• Task goal: Produce a verbatim copy of the entries listed below.

• Data rows:
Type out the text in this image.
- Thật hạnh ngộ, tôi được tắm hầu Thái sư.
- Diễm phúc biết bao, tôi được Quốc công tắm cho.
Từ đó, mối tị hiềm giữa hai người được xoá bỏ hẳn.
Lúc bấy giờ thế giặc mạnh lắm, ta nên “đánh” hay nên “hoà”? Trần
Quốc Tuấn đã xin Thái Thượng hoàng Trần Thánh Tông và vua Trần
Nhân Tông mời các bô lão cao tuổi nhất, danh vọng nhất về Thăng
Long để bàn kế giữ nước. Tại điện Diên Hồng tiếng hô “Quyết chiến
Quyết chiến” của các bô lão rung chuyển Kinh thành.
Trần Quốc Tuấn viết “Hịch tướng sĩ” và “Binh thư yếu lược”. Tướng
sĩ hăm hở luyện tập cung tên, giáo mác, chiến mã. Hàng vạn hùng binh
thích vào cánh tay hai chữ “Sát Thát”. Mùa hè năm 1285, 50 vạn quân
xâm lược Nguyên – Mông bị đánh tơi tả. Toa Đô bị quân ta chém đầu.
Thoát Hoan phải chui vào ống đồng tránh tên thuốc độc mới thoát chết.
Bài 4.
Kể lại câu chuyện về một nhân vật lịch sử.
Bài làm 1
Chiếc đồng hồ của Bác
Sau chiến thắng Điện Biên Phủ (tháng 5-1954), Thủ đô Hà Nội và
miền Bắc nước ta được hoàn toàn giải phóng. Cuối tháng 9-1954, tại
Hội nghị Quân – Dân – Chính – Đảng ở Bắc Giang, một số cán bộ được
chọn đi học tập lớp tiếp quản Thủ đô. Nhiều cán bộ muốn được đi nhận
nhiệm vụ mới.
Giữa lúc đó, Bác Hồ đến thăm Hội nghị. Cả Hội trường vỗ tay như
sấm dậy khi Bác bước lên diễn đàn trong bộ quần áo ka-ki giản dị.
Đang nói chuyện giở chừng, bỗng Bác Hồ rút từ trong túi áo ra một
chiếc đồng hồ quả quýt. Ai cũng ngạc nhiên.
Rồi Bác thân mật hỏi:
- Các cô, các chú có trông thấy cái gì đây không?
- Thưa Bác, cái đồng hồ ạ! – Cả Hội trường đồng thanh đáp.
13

• Task solution:
Type out the text in this image.
- Thật hạnh ngộ, tôi được tắm hầu Thái sư.
- Diễm phúc biết bao, tôi được Quốc công tắm cho.
Từ đó, mối tị hiềm giữa hai người được xoá bỏ hẳn.
Lúc bấy giờ thế giặc mạnh lắm, ta nên “đánh” hay nên “hoà”? Trần
Quốc Tuấn đã xin Thái Thượng hoàng Trần Thánh Tông và vua Trần
Nhân Tông mời các bô lão cao tuổi nhất, danh vọng nhất về Thăng
Long để bàn kế giữ nước. Tại điện Diên Hồng tiếng hô “Quyết chiến
Quyết chiến” của các bô lão rung chuyển Kinh thành.
Trần Quốc Tuấn viết “Hịch tướng sĩ” và “Binh thư yếu lược”. Tướng
sĩ hăm hở luyện tập cung tên, giáo mác, chiến mã. Hàng vạn hùng binh
thích vào cánh tay hai chữ “Sát Thát”. Mùa hè năm 1285, 50 vạn quân
xâm lược Nguyên – Mông bị đánh tơi tả. Toa Đô bị quân ta chém đầu.
Thoát Hoan phải chui vào ống đồng tránh tên thuốc độc mới thoát chết.
Bài 4.
Kể lại câu chuyện về một nhân vật lịch sử.
Bài làm 1
Chiếc đồng hồ của Bác
Sau chiến thắng Điện Biên Phủ (tháng 5-1954), Thủ đô Hà Nội và
miền Bắc nước ta được hoàn toàn giải phóng. Cuối tháng 9-1954, tại
Hội nghị Quân – Dân – Chính – Đảng ở Bắc Giang, một số cán bộ được
chọn đi học tập lớp tiếp quản Thủ đô. Nhiều cán bộ muốn được đi nhận
nhiệm vụ mới.
Giữa lúc đó, Bác Hồ đến thăm Hội nghị. Cả Hội trường vỗ tay như
sấm dậy khi Bác bước lên diễn đàn trong bộ quần áo ka-ki giản dị.
Đang nói chuyện giở chừng, bỗng Bác Hồ rút từ trong túi áo ra một
chiếc đồng hồ quả quýt. Ai cũng ngạc nhiên.
Rồi Bác thân mật hỏi:
- Các cô, các chú có trông thấy cái gì đây không?
- Thưa Bác, cái đồng hồ ạ! – Cả Hội trường đồng thanh đáp.
13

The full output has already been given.